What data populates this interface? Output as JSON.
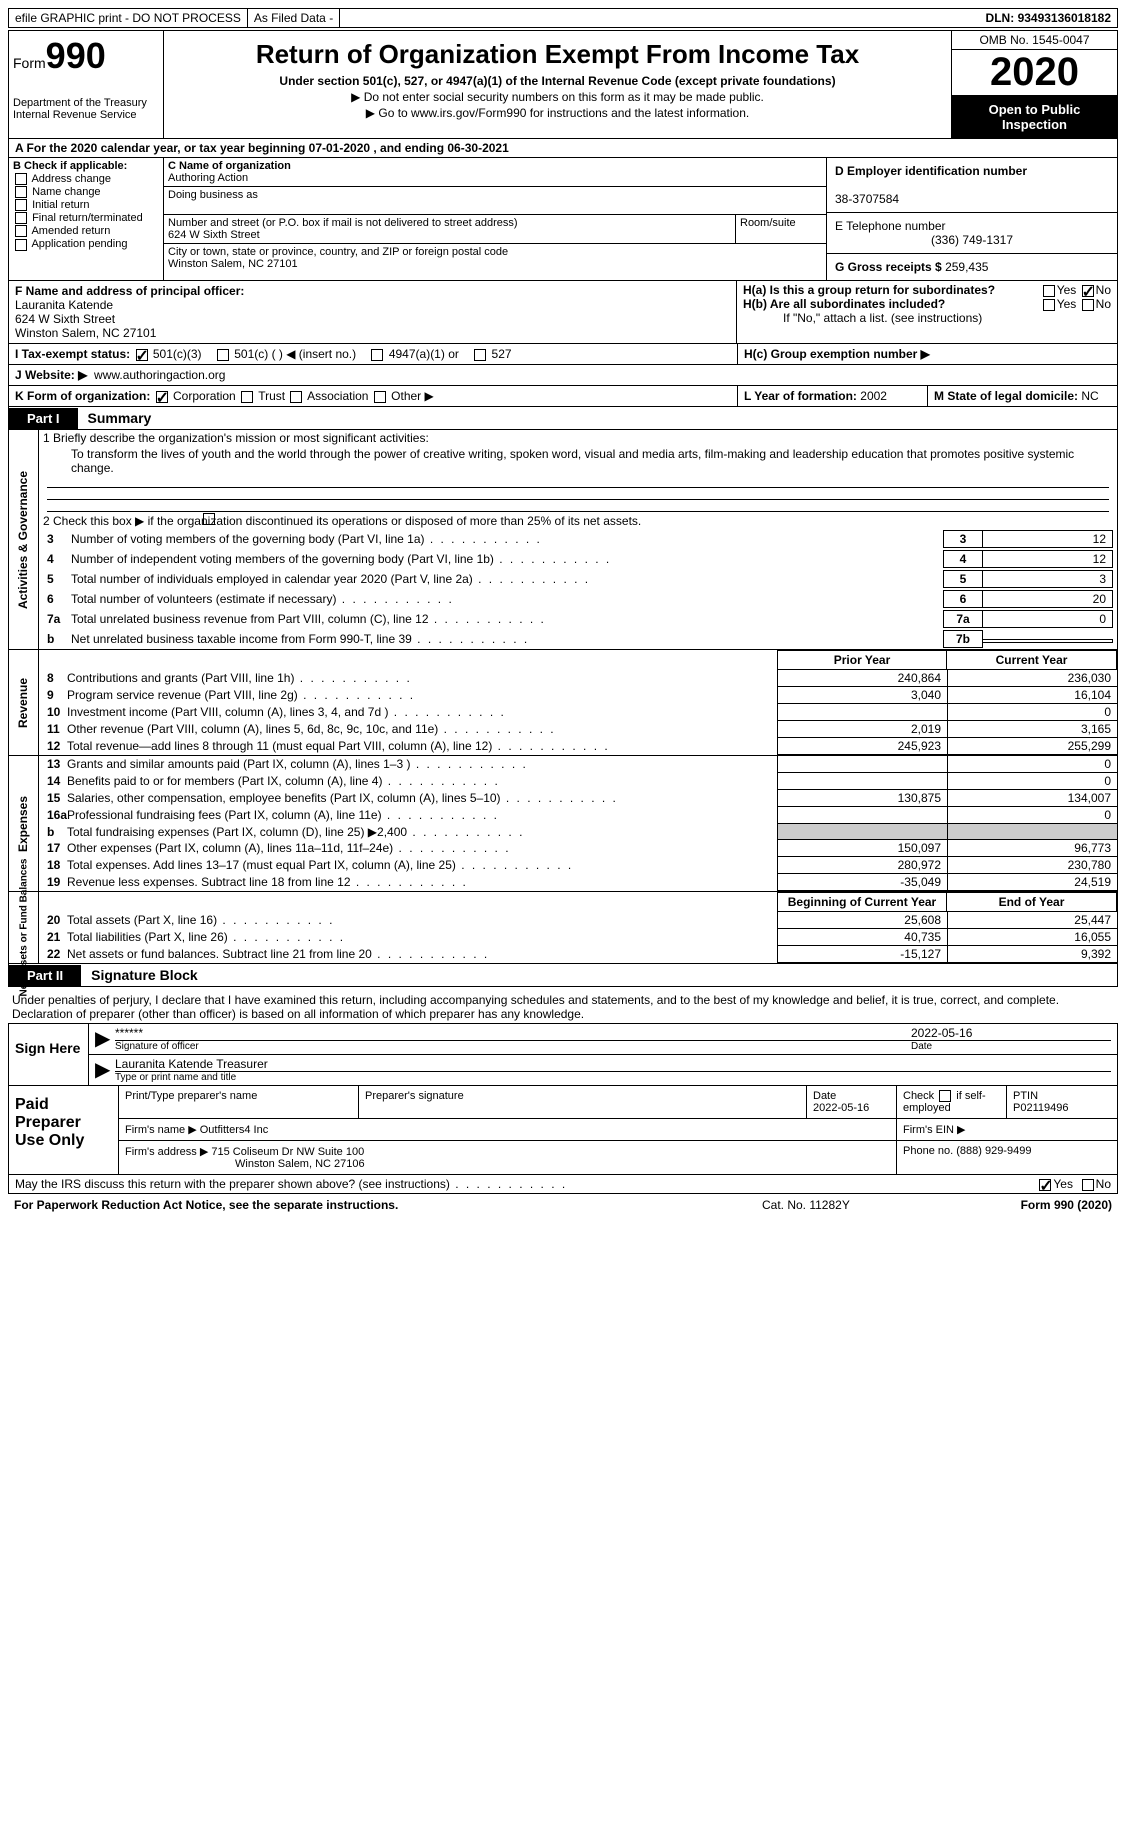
{
  "top": {
    "efile": "efile GRAPHIC print - DO NOT PROCESS",
    "asfiled": "As Filed Data -",
    "dln_lbl": "DLN:",
    "dln": "93493136018182"
  },
  "header": {
    "form": "Form",
    "num": "990",
    "dept": "Department of the Treasury\nInternal Revenue Service",
    "title": "Return of Organization Exempt From Income Tax",
    "sub": "Under section 501(c), 527, or 4947(a)(1) of the Internal Revenue Code (except private foundations)",
    "i1": "▶ Do not enter social security numbers on this form as it may be made public.",
    "i2_pre": "▶ Go to ",
    "i2_link": "www.irs.gov/Form990",
    "i2_post": " for instructions and the latest information.",
    "omb": "OMB No. 1545-0047",
    "year": "2020",
    "open": "Open to Public Inspection"
  },
  "a": {
    "text": "A   For the 2020 calendar year, or tax year beginning 07-01-2020  , and ending 06-30-2021"
  },
  "b": {
    "title": "B Check if applicable:",
    "opts": [
      "Address change",
      "Name change",
      "Initial return",
      "Final return/terminated",
      "Amended return",
      "Application pending"
    ]
  },
  "c": {
    "lbl_name": "C Name of organization",
    "name": "Authoring Action",
    "dba_lbl": "Doing business as",
    "dba": "",
    "street_lbl": "Number and street (or P.O. box if mail is not delivered to street address)",
    "room_lbl": "Room/suite",
    "street": "624 W Sixth Street",
    "city_lbl": "City or town, state or province, country, and ZIP or foreign postal code",
    "city": "Winston Salem, NC  27101"
  },
  "d": {
    "lbl": "D Employer identification number",
    "val": "38-3707584"
  },
  "e": {
    "lbl": "E Telephone number",
    "val": "(336) 749-1317"
  },
  "g": {
    "lbl": "G Gross receipts $",
    "val": "259,435"
  },
  "f": {
    "lbl": "F  Name and address of principal officer:",
    "name": "Lauranita Katende",
    "addr1": "624 W Sixth Street",
    "addr2": "Winston Salem, NC  27101"
  },
  "h": {
    "a": "H(a)  Is this a group return for subordinates?",
    "b": "H(b)  Are all subordinates included?",
    "note": "If \"No,\" attach a list. (see instructions)",
    "c": "H(c)  Group exemption number ▶",
    "yes": "Yes",
    "no": "No"
  },
  "i": {
    "lbl": "I   Tax-exempt status:",
    "o1": "501(c)(3)",
    "o2": "501(c) (   ) ◀ (insert no.)",
    "o3": "4947(a)(1) or",
    "o4": "527"
  },
  "j": {
    "lbl": "J   Website: ▶",
    "val": "www.authoringaction.org"
  },
  "k": {
    "lbl": "K Form of organization:",
    "o1": "Corporation",
    "o2": "Trust",
    "o3": "Association",
    "o4": "Other ▶"
  },
  "l": {
    "lbl": "L Year of formation:",
    "val": "2002"
  },
  "m": {
    "lbl": "M State of legal domicile:",
    "val": "NC"
  },
  "part1": {
    "tab": "Part I",
    "title": "Summary"
  },
  "ag": {
    "label": "Activities & Governance",
    "l1": "1  Briefly describe the organization's mission or most significant activities:",
    "mission": "To transform the lives of youth and the world through the power of creative writing, spoken word, visual and media arts, film-making and leadership education that promotes positive systemic change.",
    "l2": "2   Check this box ▶        if the organization discontinued its operations or disposed of more than 25% of its net assets.",
    "rows": [
      {
        "n": "3",
        "d": "Number of voting members of the governing body (Part VI, line 1a)",
        "b": "3",
        "v": "12"
      },
      {
        "n": "4",
        "d": "Number of independent voting members of the governing body (Part VI, line 1b)",
        "b": "4",
        "v": "12"
      },
      {
        "n": "5",
        "d": "Total number of individuals employed in calendar year 2020 (Part V, line 2a)",
        "b": "5",
        "v": "3"
      },
      {
        "n": "6",
        "d": "Total number of volunteers (estimate if necessary)",
        "b": "6",
        "v": "20"
      },
      {
        "n": "7a",
        "d": "Total unrelated business revenue from Part VIII, column (C), line 12",
        "b": "7a",
        "v": "0"
      },
      {
        "n": "b",
        "d": "Net unrelated business taxable income from Form 990-T, line 39",
        "b": "7b",
        "v": ""
      }
    ]
  },
  "colh": {
    "py": "Prior Year",
    "cy": "Current Year"
  },
  "rev": {
    "label": "Revenue",
    "rows": [
      {
        "n": "8",
        "d": "Contributions and grants (Part VIII, line 1h)",
        "c1": "240,864",
        "c2": "236,030"
      },
      {
        "n": "9",
        "d": "Program service revenue (Part VIII, line 2g)",
        "c1": "3,040",
        "c2": "16,104"
      },
      {
        "n": "10",
        "d": "Investment income (Part VIII, column (A), lines 3, 4, and 7d )",
        "c1": "",
        "c2": "0"
      },
      {
        "n": "11",
        "d": "Other revenue (Part VIII, column (A), lines 5, 6d, 8c, 9c, 10c, and 11e)",
        "c1": "2,019",
        "c2": "3,165"
      },
      {
        "n": "12",
        "d": "Total revenue—add lines 8 through 11 (must equal Part VIII, column (A), line 12)",
        "c1": "245,923",
        "c2": "255,299"
      }
    ]
  },
  "exp": {
    "label": "Expenses",
    "rows": [
      {
        "n": "13",
        "d": "Grants and similar amounts paid (Part IX, column (A), lines 1–3 )",
        "c1": "",
        "c2": "0"
      },
      {
        "n": "14",
        "d": "Benefits paid to or for members (Part IX, column (A), line 4)",
        "c1": "",
        "c2": "0"
      },
      {
        "n": "15",
        "d": "Salaries, other compensation, employee benefits (Part IX, column (A), lines 5–10)",
        "c1": "130,875",
        "c2": "134,007"
      },
      {
        "n": "16a",
        "d": "Professional fundraising fees (Part IX, column (A), line 11e)",
        "c1": "",
        "c2": "0"
      },
      {
        "n": "b",
        "d": "Total fundraising expenses (Part IX, column (D), line 25) ▶2,400",
        "c1": "—",
        "c2": "—"
      },
      {
        "n": "17",
        "d": "Other expenses (Part IX, column (A), lines 11a–11d, 11f–24e)",
        "c1": "150,097",
        "c2": "96,773"
      },
      {
        "n": "18",
        "d": "Total expenses. Add lines 13–17 (must equal Part IX, column (A), line 25)",
        "c1": "280,972",
        "c2": "230,780"
      },
      {
        "n": "19",
        "d": "Revenue less expenses. Subtract line 18 from line 12",
        "c1": "-35,049",
        "c2": "24,519"
      }
    ]
  },
  "colh2": {
    "py": "Beginning of Current Year",
    "cy": "End of Year"
  },
  "na": {
    "label": "Net Assets or Fund Balances",
    "rows": [
      {
        "n": "20",
        "d": "Total assets (Part X, line 16)",
        "c1": "25,608",
        "c2": "25,447"
      },
      {
        "n": "21",
        "d": "Total liabilities (Part X, line 26)",
        "c1": "40,735",
        "c2": "16,055"
      },
      {
        "n": "22",
        "d": "Net assets or fund balances. Subtract line 21 from line 20",
        "c1": "-15,127",
        "c2": "9,392"
      }
    ]
  },
  "part2": {
    "tab": "Part II",
    "title": "Signature Block"
  },
  "sig": {
    "decl": "Under penalties of perjury, I declare that I have examined this return, including accompanying schedules and statements, and to the best of my knowledge and belief, it is true, correct, and complete. Declaration of preparer (other than officer) is based on all information of which preparer has any knowledge.",
    "here": "Sign Here",
    "stars": "******",
    "siglbl": "Signature of officer",
    "date": "2022-05-16",
    "datelbl": "Date",
    "name": "Lauranita Katende Treasurer",
    "namelbl": "Type or print name and title"
  },
  "prep": {
    "here": "Paid Preparer Use Only",
    "h1": "Print/Type preparer's name",
    "h2": "Preparer's signature",
    "h3": "Date",
    "h3v": "2022-05-16",
    "h4": "Check        if self-employed",
    "h5": "PTIN",
    "h5v": "P02119496",
    "fn_lbl": "Firm's name   ▶",
    "fn": "Outfitters4 Inc",
    "fe_lbl": "Firm's EIN ▶",
    "fa_lbl": "Firm's address ▶",
    "fa1": "715 Coliseum Dr NW Suite 100",
    "fa2": "Winston Salem, NC  27106",
    "ph_lbl": "Phone no.",
    "ph": "(888) 929-9499"
  },
  "discuss": {
    "q": "May the IRS discuss this return with the preparer shown above? (see instructions)",
    "yes": "Yes",
    "no": "No"
  },
  "bottom": {
    "pra": "For Paperwork Reduction Act Notice, see the separate instructions.",
    "cat": "Cat. No. 11282Y",
    "form": "Form 990 (2020)"
  }
}
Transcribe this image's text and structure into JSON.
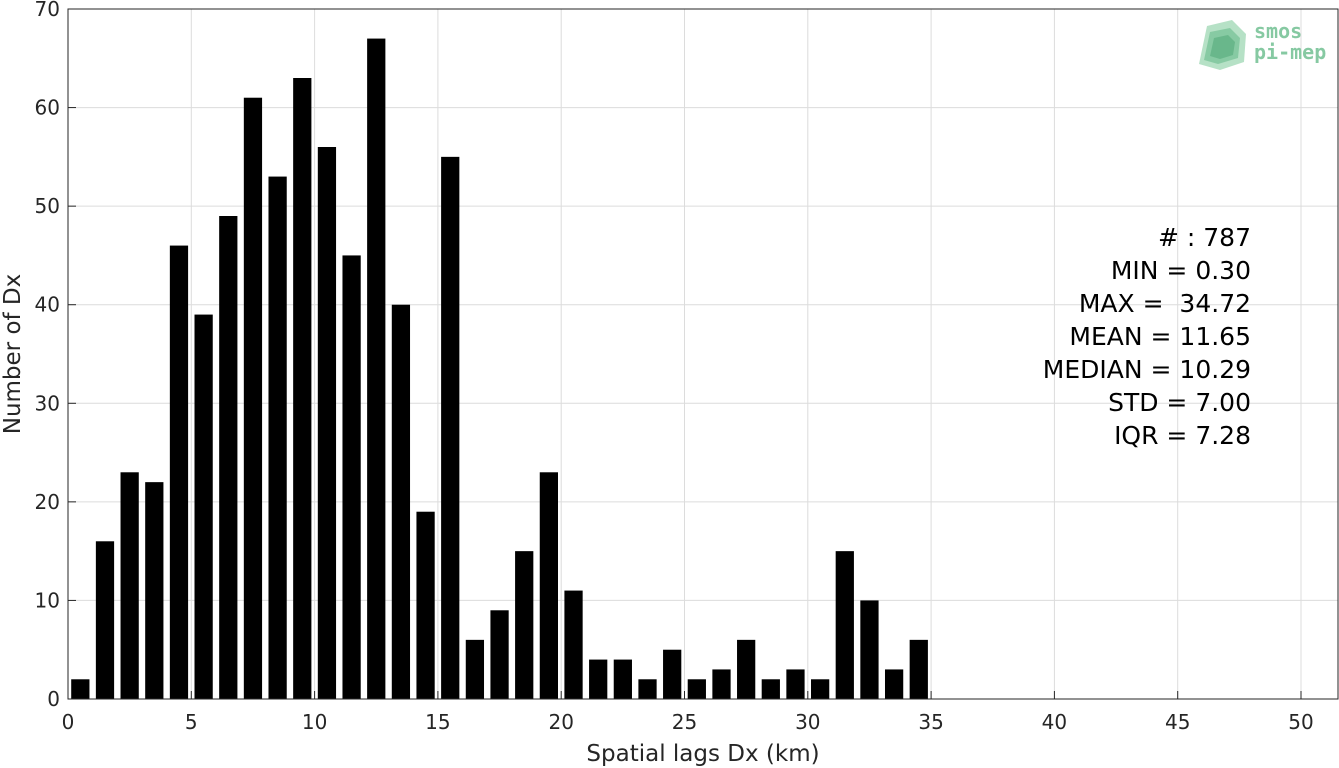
{
  "chart_data": {
    "type": "bar",
    "x": [
      0.5,
      1.5,
      2.5,
      3.5,
      4.5,
      5.5,
      6.5,
      7.5,
      8.5,
      9.5,
      10.5,
      11.5,
      12.5,
      13.5,
      14.5,
      15.5,
      16.5,
      17.5,
      18.5,
      19.5,
      20.5,
      21.5,
      22.5,
      23.5,
      24.5,
      25.5,
      26.5,
      27.5,
      28.5,
      29.5,
      30.5,
      31.5,
      32.5,
      33.5,
      34.5
    ],
    "values": [
      2,
      16,
      23,
      22,
      46,
      39,
      49,
      61,
      53,
      63,
      56,
      45,
      67,
      40,
      19,
      55,
      6,
      9,
      15,
      23,
      11,
      4,
      4,
      2,
      5,
      2,
      3,
      6,
      2,
      3,
      2,
      15,
      10,
      3,
      6
    ],
    "bar_color": "#000000",
    "xlabel": "Spatial lags Dx (km)",
    "ylabel": "Number of Dx",
    "xlim": [
      0,
      51.5
    ],
    "ylim": [
      0,
      70
    ],
    "xticks": [
      0,
      5,
      10,
      15,
      20,
      25,
      30,
      35,
      40,
      45,
      50
    ],
    "yticks": [
      0,
      10,
      20,
      30,
      40,
      50,
      60,
      70
    ],
    "grid": true,
    "stats": [
      "# : 787",
      "MIN = 0.30",
      "MAX =  34.72",
      "MEAN = 11.65",
      "MEDIAN = 10.29",
      "STD = 7.00",
      "IQR = 7.28"
    ]
  },
  "logo": {
    "line1": "smos",
    "line2": "pi-mep",
    "color": "#86c9a2"
  }
}
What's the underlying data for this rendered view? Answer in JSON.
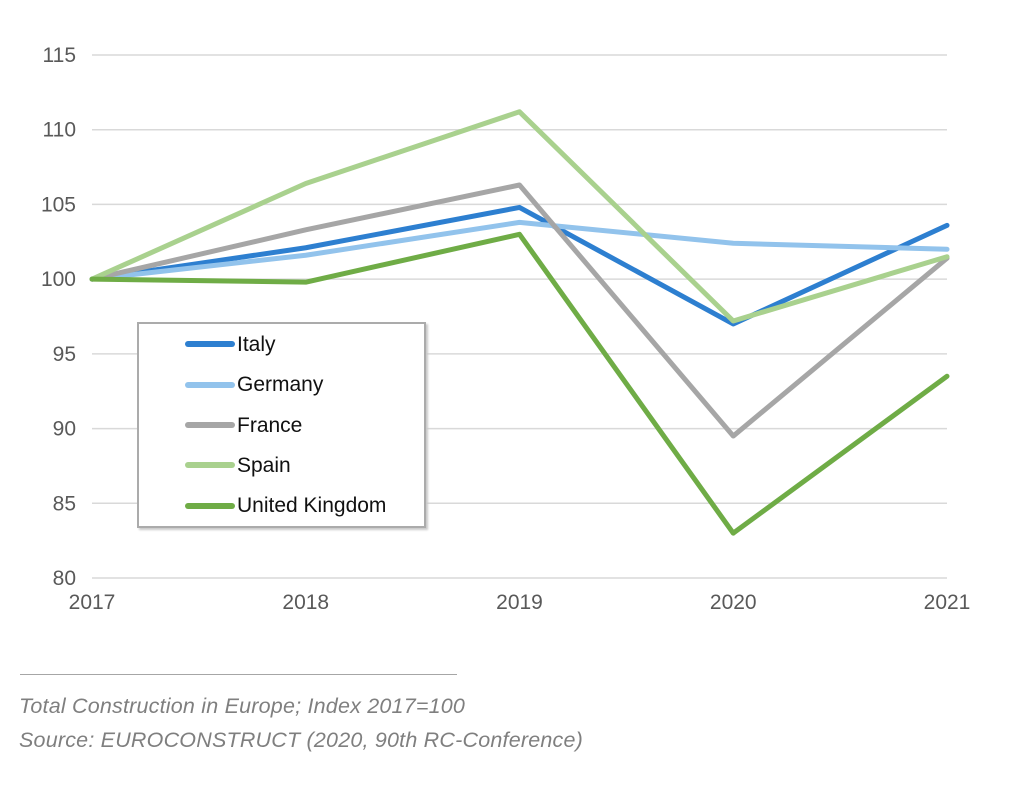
{
  "chart_data": {
    "type": "line",
    "title": "",
    "xlabel": "",
    "ylabel": "",
    "categories": [
      "2017",
      "2018",
      "2019",
      "2020",
      "2021"
    ],
    "series": [
      {
        "name": "Italy",
        "color": "#2D7FD0",
        "values": [
          100,
          102.1,
          104.8,
          97.0,
          103.6
        ]
      },
      {
        "name": "Germany",
        "color": "#92C3EC",
        "values": [
          100,
          101.6,
          103.8,
          102.4,
          102.0
        ]
      },
      {
        "name": "France",
        "color": "#A6A6A6",
        "values": [
          100,
          103.3,
          106.3,
          89.5,
          101.4
        ]
      },
      {
        "name": "Spain",
        "color": "#A9D18E",
        "values": [
          100,
          106.4,
          111.2,
          97.2,
          101.5
        ]
      },
      {
        "name": "United Kingdom",
        "color": "#6FAC46",
        "values": [
          100,
          99.8,
          103.0,
          83.0,
          93.5
        ]
      }
    ],
    "ylim": [
      80,
      115
    ],
    "ytick_step": 5,
    "yticks": [
      80,
      85,
      90,
      95,
      100,
      105,
      110,
      115
    ],
    "grid": true,
    "legend_position": "inside-left",
    "line_width": 5
  },
  "footer": {
    "caption_line1": "Total Construction in Europe; Index 2017=100",
    "caption_line2": "Source: EUROCONSTRUCT (2020, 90th RC-Conference)"
  },
  "colors": {
    "grid": "#D9D9D9",
    "axis_text": "#595959",
    "legend_text": "#111111",
    "legend_border": "#ABABAB",
    "footer_text": "#7F7F7F",
    "background": "#FFFFFF"
  }
}
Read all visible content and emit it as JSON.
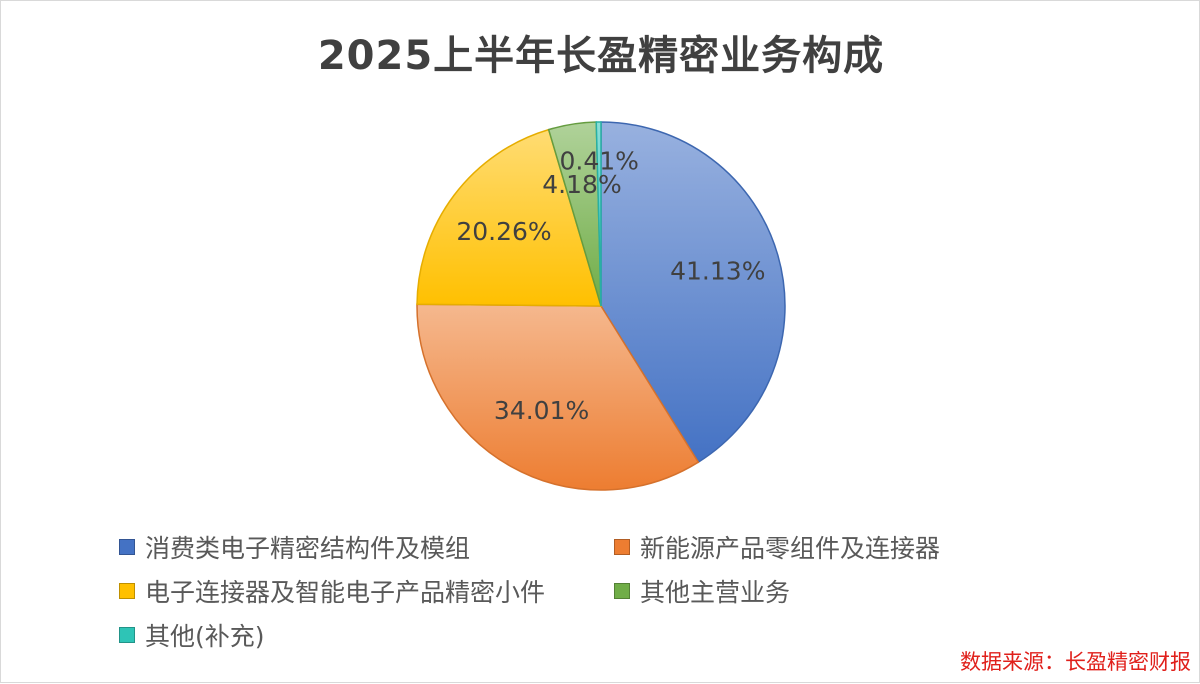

──────────

Prompt: Locate the lines above that contain "Salem" and copy them.

Result:
    "city": "Winston Salem, NC  27101"
    "addr2": "Winston Salem, NC  27101"
    "fa2": "Winston Salem, NC  27106",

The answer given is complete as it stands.